— begin EXTRACTED ENTRIES —
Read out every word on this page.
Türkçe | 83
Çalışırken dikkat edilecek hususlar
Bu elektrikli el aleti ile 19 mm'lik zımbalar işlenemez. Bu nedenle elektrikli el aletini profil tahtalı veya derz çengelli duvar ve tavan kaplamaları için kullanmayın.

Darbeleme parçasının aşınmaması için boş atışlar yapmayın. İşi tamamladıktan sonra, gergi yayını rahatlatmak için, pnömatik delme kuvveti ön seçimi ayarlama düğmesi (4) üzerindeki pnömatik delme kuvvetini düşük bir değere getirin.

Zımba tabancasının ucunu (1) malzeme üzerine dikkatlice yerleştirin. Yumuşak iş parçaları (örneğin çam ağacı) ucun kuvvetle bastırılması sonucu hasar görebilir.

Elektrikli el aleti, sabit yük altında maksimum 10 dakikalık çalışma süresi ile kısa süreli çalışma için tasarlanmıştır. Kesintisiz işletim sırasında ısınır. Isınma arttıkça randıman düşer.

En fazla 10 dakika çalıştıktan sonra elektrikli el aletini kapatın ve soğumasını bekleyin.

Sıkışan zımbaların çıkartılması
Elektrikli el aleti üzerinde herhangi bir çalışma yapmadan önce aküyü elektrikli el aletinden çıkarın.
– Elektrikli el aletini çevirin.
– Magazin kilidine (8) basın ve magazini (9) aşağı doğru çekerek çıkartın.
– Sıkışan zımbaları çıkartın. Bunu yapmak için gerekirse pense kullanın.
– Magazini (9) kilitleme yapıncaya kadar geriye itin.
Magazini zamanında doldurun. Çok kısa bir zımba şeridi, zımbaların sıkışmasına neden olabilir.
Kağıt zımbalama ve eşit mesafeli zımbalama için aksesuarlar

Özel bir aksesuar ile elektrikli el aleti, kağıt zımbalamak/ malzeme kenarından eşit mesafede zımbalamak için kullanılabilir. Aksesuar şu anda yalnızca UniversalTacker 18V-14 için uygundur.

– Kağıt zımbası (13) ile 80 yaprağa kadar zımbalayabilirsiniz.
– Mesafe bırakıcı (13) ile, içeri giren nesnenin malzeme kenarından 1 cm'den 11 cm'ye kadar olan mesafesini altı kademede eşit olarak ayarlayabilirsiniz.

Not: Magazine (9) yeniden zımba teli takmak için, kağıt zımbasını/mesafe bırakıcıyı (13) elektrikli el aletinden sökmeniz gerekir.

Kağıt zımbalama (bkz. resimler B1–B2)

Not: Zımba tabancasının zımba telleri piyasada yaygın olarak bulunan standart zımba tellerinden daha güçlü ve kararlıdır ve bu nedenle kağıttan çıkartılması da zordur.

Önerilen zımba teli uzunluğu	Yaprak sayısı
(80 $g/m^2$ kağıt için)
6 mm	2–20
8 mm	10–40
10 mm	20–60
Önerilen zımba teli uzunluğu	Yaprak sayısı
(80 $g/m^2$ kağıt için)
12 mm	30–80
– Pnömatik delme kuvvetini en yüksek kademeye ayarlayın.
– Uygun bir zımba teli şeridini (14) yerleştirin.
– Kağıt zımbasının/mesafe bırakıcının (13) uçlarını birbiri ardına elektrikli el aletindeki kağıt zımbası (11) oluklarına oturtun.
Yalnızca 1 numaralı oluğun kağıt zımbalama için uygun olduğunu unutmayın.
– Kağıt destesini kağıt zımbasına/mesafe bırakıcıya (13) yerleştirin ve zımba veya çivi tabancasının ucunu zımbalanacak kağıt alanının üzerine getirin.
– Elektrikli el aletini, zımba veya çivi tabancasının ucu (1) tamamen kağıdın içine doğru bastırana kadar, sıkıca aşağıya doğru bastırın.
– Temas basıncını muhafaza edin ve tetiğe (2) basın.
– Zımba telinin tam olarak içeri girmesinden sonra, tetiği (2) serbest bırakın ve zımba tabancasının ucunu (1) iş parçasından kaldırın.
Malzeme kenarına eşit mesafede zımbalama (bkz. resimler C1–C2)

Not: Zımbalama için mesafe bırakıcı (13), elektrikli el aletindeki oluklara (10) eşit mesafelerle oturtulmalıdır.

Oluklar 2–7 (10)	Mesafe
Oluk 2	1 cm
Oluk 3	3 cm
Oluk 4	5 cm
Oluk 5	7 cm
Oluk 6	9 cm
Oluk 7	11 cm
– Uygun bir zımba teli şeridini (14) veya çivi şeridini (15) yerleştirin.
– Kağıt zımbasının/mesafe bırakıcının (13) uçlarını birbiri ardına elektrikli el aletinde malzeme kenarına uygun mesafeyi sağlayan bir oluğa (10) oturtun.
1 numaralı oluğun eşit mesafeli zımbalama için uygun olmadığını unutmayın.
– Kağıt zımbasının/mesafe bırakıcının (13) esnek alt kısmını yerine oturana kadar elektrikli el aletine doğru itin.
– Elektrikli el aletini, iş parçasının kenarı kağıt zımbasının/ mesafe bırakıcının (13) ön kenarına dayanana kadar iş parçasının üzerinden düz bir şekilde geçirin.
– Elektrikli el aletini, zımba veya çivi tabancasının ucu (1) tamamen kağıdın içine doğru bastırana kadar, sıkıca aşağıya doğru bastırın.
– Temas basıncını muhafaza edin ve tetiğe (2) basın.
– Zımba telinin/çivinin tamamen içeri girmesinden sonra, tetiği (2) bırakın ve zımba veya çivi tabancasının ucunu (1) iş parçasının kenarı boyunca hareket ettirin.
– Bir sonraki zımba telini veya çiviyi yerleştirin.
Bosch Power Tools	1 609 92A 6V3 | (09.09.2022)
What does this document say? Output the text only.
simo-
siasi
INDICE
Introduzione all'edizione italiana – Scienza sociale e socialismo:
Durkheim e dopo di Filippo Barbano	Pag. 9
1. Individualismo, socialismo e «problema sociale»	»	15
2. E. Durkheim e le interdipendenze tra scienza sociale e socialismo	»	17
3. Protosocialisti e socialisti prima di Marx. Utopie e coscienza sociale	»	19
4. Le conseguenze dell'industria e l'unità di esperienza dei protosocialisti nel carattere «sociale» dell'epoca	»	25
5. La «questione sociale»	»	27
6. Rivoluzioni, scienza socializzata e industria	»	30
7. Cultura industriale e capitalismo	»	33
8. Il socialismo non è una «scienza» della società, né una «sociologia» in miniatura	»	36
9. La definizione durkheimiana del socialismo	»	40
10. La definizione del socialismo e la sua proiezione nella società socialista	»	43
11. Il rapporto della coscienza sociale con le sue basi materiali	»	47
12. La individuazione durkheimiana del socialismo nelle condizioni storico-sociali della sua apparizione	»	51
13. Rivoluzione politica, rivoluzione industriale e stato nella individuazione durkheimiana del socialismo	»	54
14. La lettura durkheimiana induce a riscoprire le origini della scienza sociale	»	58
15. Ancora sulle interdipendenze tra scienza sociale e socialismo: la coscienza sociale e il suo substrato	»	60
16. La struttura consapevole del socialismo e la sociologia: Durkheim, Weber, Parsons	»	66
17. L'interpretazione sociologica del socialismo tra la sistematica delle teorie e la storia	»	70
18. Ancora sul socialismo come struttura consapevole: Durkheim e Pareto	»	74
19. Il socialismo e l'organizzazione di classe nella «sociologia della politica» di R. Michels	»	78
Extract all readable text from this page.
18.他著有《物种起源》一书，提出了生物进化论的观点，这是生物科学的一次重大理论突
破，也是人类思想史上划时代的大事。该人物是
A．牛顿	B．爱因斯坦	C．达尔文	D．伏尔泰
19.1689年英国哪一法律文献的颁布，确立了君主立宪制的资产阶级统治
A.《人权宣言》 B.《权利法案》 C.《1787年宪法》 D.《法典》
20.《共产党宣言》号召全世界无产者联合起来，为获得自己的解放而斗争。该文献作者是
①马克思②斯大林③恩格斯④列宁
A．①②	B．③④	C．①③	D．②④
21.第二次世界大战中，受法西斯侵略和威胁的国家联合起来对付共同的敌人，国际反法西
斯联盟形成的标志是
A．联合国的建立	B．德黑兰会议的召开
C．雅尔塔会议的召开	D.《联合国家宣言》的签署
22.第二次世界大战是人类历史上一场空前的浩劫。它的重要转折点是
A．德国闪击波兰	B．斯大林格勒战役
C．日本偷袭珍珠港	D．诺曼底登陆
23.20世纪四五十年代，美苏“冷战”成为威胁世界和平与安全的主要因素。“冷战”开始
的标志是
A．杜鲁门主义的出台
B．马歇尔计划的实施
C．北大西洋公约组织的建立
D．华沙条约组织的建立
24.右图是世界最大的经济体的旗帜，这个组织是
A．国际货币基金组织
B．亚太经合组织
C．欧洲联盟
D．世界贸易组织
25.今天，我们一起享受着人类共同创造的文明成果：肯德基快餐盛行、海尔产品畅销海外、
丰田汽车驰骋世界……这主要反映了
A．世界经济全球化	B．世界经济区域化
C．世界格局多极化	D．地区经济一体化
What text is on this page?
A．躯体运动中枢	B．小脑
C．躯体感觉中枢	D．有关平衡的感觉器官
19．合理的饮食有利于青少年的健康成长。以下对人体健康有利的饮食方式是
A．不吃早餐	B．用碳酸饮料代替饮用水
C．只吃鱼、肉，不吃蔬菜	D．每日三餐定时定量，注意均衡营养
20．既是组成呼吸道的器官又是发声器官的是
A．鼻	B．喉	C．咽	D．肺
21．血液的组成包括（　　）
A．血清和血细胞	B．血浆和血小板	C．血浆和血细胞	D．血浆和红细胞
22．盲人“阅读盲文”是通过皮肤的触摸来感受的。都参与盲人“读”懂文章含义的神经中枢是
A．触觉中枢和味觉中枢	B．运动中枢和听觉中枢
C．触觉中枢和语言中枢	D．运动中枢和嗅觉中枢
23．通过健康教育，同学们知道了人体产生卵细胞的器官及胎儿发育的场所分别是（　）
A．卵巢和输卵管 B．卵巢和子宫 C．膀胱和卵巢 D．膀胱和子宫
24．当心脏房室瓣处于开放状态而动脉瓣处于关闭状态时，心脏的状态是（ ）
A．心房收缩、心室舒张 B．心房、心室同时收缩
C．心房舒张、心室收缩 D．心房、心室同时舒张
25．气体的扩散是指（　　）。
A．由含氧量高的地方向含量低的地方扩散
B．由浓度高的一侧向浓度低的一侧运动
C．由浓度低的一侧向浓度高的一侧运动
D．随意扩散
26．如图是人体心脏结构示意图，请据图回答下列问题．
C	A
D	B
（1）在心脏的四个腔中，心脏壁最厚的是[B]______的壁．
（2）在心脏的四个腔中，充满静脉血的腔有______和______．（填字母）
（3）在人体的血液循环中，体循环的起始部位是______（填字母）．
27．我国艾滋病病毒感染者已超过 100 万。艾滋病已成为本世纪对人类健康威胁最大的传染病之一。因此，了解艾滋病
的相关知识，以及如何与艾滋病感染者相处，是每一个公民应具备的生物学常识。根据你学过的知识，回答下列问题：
— end EXTRACTED ENTRIES —
▶ [YOUR TASK]:
Locate the line that contains "What text is on this page?". Repeat it and every line after it, up to and including the final line, exactly.

▶ [WRITTEN ANSWER]:
What text is on this page?
A．躯体运动中枢	B．小脑
C．躯体感觉中枢	D．有关平衡的感觉器官
19．合理的饮食有利于青少年的健康成长。以下对人体健康有利的饮食方式是
A．不吃早餐	B．用碳酸饮料代替饮用水
C．只吃鱼、肉，不吃蔬菜	D．每日三餐定时定量，注意均衡营养
20．既是组成呼吸道的器官又是发声器官的是
A．鼻	B．喉	C．咽	D．肺
21．血液的组成包括（　　）
A．血清和血细胞	B．血浆和血小板	C．血浆和血细胞	D．血浆和红细胞
22．盲人“阅读盲文”是通过皮肤的触摸来感受的。都参与盲人“读”懂文章含义的神经中枢是
A．触觉中枢和味觉中枢	B．运动中枢和听觉中枢
C．触觉中枢和语言中枢	D．运动中枢和嗅觉中枢
23．通过健康教育，同学们知道了人体产生卵细胞的器官及胎儿发育的场所分别是（　）
A．卵巢和输卵管 B．卵巢和子宫 C．膀胱和卵巢 D．膀胱和子宫
24．当心脏房室瓣处于开放状态而动脉瓣处于关闭状态时，心脏的状态是（ ）
A．心房收缩、心室舒张 B．心房、心室同时收缩
C．心房舒张、心室收缩 D．心房、心室同时舒张
25．气体的扩散是指（　　）。
A．由含氧量高的地方向含量低的地方扩散
B．由浓度高的一侧向浓度低的一侧运动
C．由浓度低的一侧向浓度高的一侧运动
D．随意扩散
26．如图是人体心脏结构示意图，请据图回答下列问题．
C	A
D	B
（1）在心脏的四个腔中，心脏壁最厚的是[B]______的壁．
（2）在心脏的四个腔中，充满静脉血的腔有______和______．（填字母）
（3）在人体的血液循环中，体循环的起始部位是______（填字母）．
27．我国艾滋病病毒感染者已超过 100 万。艾滋病已成为本世纪对人类健康威胁最大的传染病之一。因此，了解艾滋病
的相关知识，以及如何与艾滋病感染者相处，是每一个公民应具备的生物学常识。根据你学过的知识，回答下列问题：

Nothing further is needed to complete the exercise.